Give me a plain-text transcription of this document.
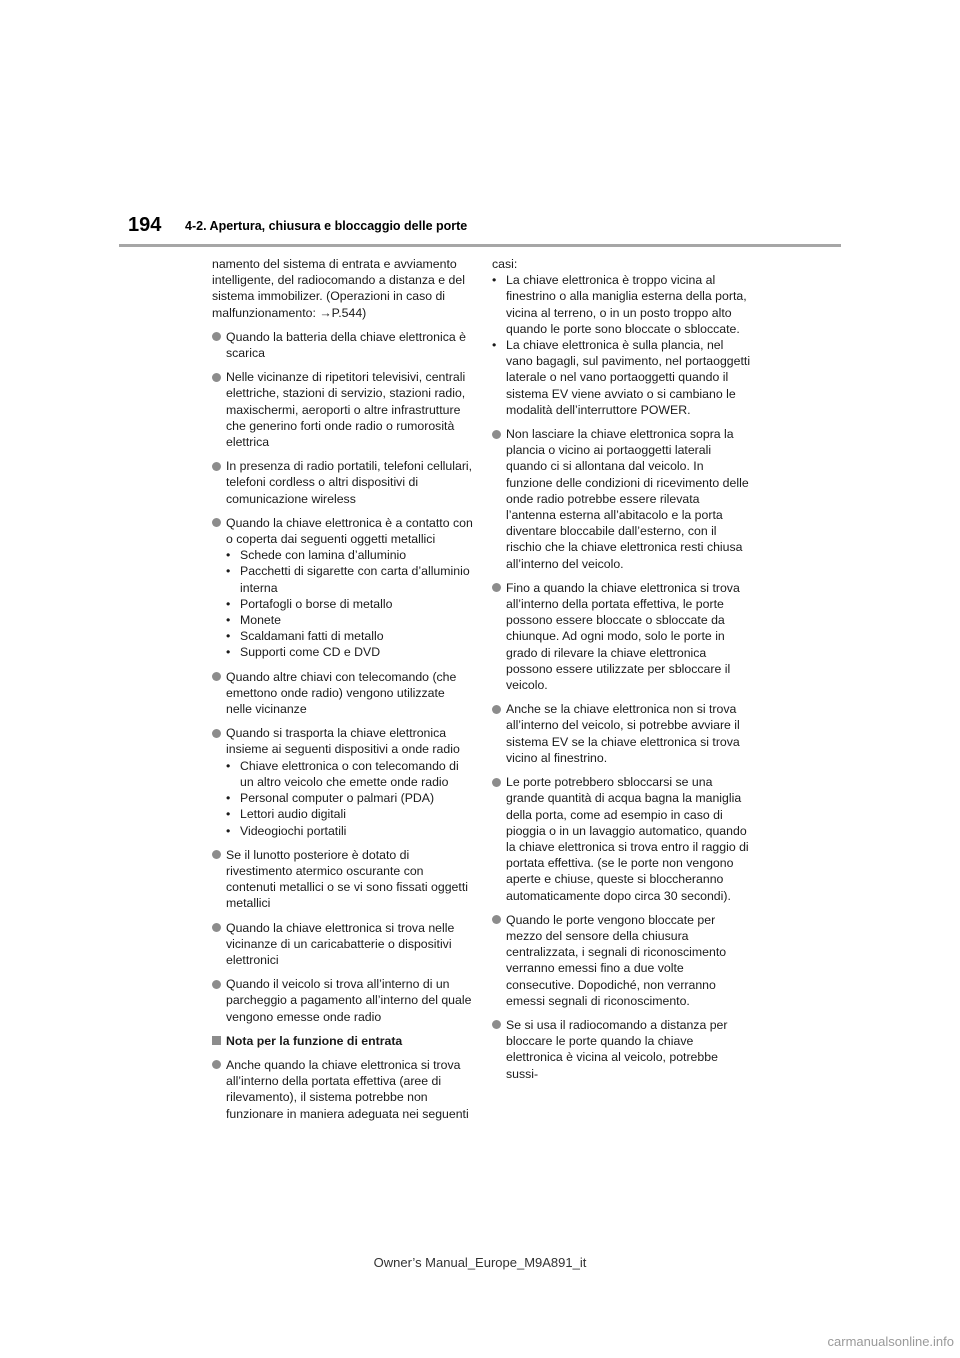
194 4-2. Apertura, chiusura e bloccaggio delle porte

namento del sistema di entrata e avviamento intelligente, del radiocomando a distanza e del sistema immobilizer. (Operazioni in caso di malfunzionamento: →P.544)

Quando la batteria della chiave elettronica è scarica

Nelle vicinanze di ripetitori televisivi, centrali elettriche, stazioni di servizio, stazioni radio, maxischermi, aeroporti o altre infrastrutture che generino forti onde radio o rumorosità elettrica

In presenza di radio portatili, telefoni cellulari, telefoni cordless o altri dispositivi di comunicazione wireless

Quando la chiave elettronica è a contatto con o coperta dai seguenti oggetti metallici

• Schede con lamina d’alluminio
• Pacchetti di sigarette con carta d’alluminio interna
• Portafogli o borse di metallo
• Monete
• Scaldamani fatti di metallo
• Supporti come CD e DVD

Quando altre chiavi con telecomando (che emettono onde radio) vengono utilizzate nelle vicinanze

Quando si trasporta la chiave elettronica insieme ai seguenti dispositivi a onde radio

• Chiave elettronica o con telecomando di un altro veicolo che emette onde radio
• Personal computer o palmari (PDA)
• Lettori audio digitali
• Videogiochi portatili

Se il lunotto posteriore è dotato di rivestimento atermico oscurante con contenuti metallici o se vi sono fissati oggetti metallici

Quando la chiave elettronica si trova nelle vicinanze di un caricabatterie o dispositivi elettronici

Quando il veicolo si trova all’interno di un parcheggio a pagamento all’interno del quale vengono emesse onde radio

Nota per la funzione di entrata

Anche quando la chiave elettronica si trova all’interno della portata effettiva (aree di rilevamento), il sistema potrebbe non funzionare in maniera adeguata nei seguenti

casi:

• La chiave elettronica è troppo vicina al finestrino o alla maniglia esterna della porta, vicina al terreno, o in un posto troppo alto quando le porte sono bloccate o sbloccate.
• La chiave elettronica è sulla plancia, nel vano bagagli, sul pavimento, nel portaoggetti laterale o nel vano portaoggetti quando il sistema EV viene avviato o si cambiano le modalità dell’interruttore POWER.

Non lasciare la chiave elettronica sopra la plancia o vicino ai portaoggetti laterali quando ci si allontana dal veicolo. In funzione delle condizioni di ricevimento delle onde radio potrebbe essere rilevata l’antenna esterna all’abitacolo e la porta diventare bloccabile dall’esterno, con il rischio che la chiave elettronica resti chiusa all’interno del veicolo.

Fino a quando la chiave elettronica si trova all’interno della portata effettiva, le porte possono essere bloccate o sbloccate da chiunque. Ad ogni modo, solo le porte in grado di rilevare la chiave elettronica possono essere utilizzate per sbloccare il veicolo.

Anche se la chiave elettronica non si trova all’interno del veicolo, si potrebbe avviare il sistema EV se la chiave elettronica si trova vicino al finestrino.

Le porte potrebbero sbloccarsi se una grande quantità di acqua bagna la maniglia della porta, come ad esempio in caso di pioggia o in un lavaggio automatico, quando la chiave elettronica si trova entro il raggio di portata effettiva. (se le porte non vengono aperte e chiuse, queste si bloccheranno automaticamente dopo circa 30 secondi).

Quando le porte vengono bloccate per mezzo del sensore della chiusura centralizzata, i segnali di riconoscimento verranno emessi fino a due volte consecutive. Dopodiché, non verranno emessi segnali di riconoscimento.

Se si usa il radiocomando a distanza per bloccare le porte quando la chiave elettronica è vicina al veicolo, potrebbe sussi-

Owner’s Manual_Europe_M9A891_it
carmanualsonline.info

★ ★ ★ ★ ★

## [Required work]
Go through the material above and print all of it exactly, except the pictures.

## [Full output]
Give me a plain-text transcription of this document.
194 4-2. Apertura, chiusura e bloccaggio delle porte

namento del sistema di entrata e avviamento intelligente, del radiocomando a distanza e del sistema immobilizer. (Operazioni in caso di malfunzionamento: →P.544)

Quando la batteria della chiave elettronica è scarica

Nelle vicinanze di ripetitori televisivi, centrali elettriche, stazioni di servizio, stazioni radio, maxischermi, aeroporti o altre infrastrutture che generino forti onde radio o rumorosità elettrica

In presenza di radio portatili, telefoni cellulari, telefoni cordless o altri dispositivi di comunicazione wireless

Quando la chiave elettronica è a contatto con o coperta dai seguenti oggetti metallici

• Schede con lamina d’alluminio
• Pacchetti di sigarette con carta d’alluminio interna
• Portafogli o borse di metallo
• Monete
• Scaldamani fatti di metallo
• Supporti come CD e DVD

Quando altre chiavi con telecomando (che emettono onde radio) vengono utilizzate nelle vicinanze

Quando si trasporta la chiave elettronica insieme ai seguenti dispositivi a onde radio

• Chiave elettronica o con telecomando di un altro veicolo che emette onde radio
• Personal computer o palmari (PDA)
• Lettori audio digitali
• Videogiochi portatili

Se il lunotto posteriore è dotato di rivestimento atermico oscurante con contenuti metallici o se vi sono fissati oggetti metallici

Quando la chiave elettronica si trova nelle vicinanze di un caricabatterie o dispositivi elettronici

Quando il veicolo si trova all’interno di un parcheggio a pagamento all’interno del quale vengono emesse onde radio

Nota per la funzione di entrata

Anche quando la chiave elettronica si trova all’interno della portata effettiva (aree di rilevamento), il sistema potrebbe non funzionare in maniera adeguata nei seguenti

casi:

• La chiave elettronica è troppo vicina al finestrino o alla maniglia esterna della porta, vicina al terreno, o in un posto troppo alto quando le porte sono bloccate o sbloccate.
• La chiave elettronica è sulla plancia, nel vano bagagli, sul pavimento, nel portaoggetti laterale o nel vano portaoggetti quando il sistema EV viene avviato o si cambiano le modalità dell’interruttore POWER.

Non lasciare la chiave elettronica sopra la plancia o vicino ai portaoggetti laterali quando ci si allontana dal veicolo. In funzione delle condizioni di ricevimento delle onde radio potrebbe essere rilevata l’antenna esterna all’abitacolo e la porta diventare bloccabile dall’esterno, con il rischio che la chiave elettronica resti chiusa all’interno del veicolo.

Fino a quando la chiave elettronica si trova all’interno della portata effettiva, le porte possono essere bloccate o sbloccate da chiunque. Ad ogni modo, solo le porte in grado di rilevare la chiave elettronica possono essere utilizzate per sbloccare il veicolo.

Anche se la chiave elettronica non si trova all’interno del veicolo, si potrebbe avviare il sistema EV se la chiave elettronica si trova vicino al finestrino.

Le porte potrebbero sbloccarsi se una grande quantità di acqua bagna la maniglia della porta, come ad esempio in caso di pioggia o in un lavaggio automatico, quando la chiave elettronica si trova entro il raggio di portata effettiva. (se le porte non vengono aperte e chiuse, queste si bloccheranno automaticamente dopo circa 30 secondi).

Quando le porte vengono bloccate per mezzo del sensore della chiusura centralizzata, i segnali di riconoscimento verranno emessi fino a due volte consecutive. Dopodiché, non verranno emessi segnali di riconoscimento.

Se si usa il radiocomando a distanza per bloccare le porte quando la chiave elettronica è vicina al veicolo, potrebbe sussi-

Owner’s Manual_Europe_M9A891_it
carmanualsonline.info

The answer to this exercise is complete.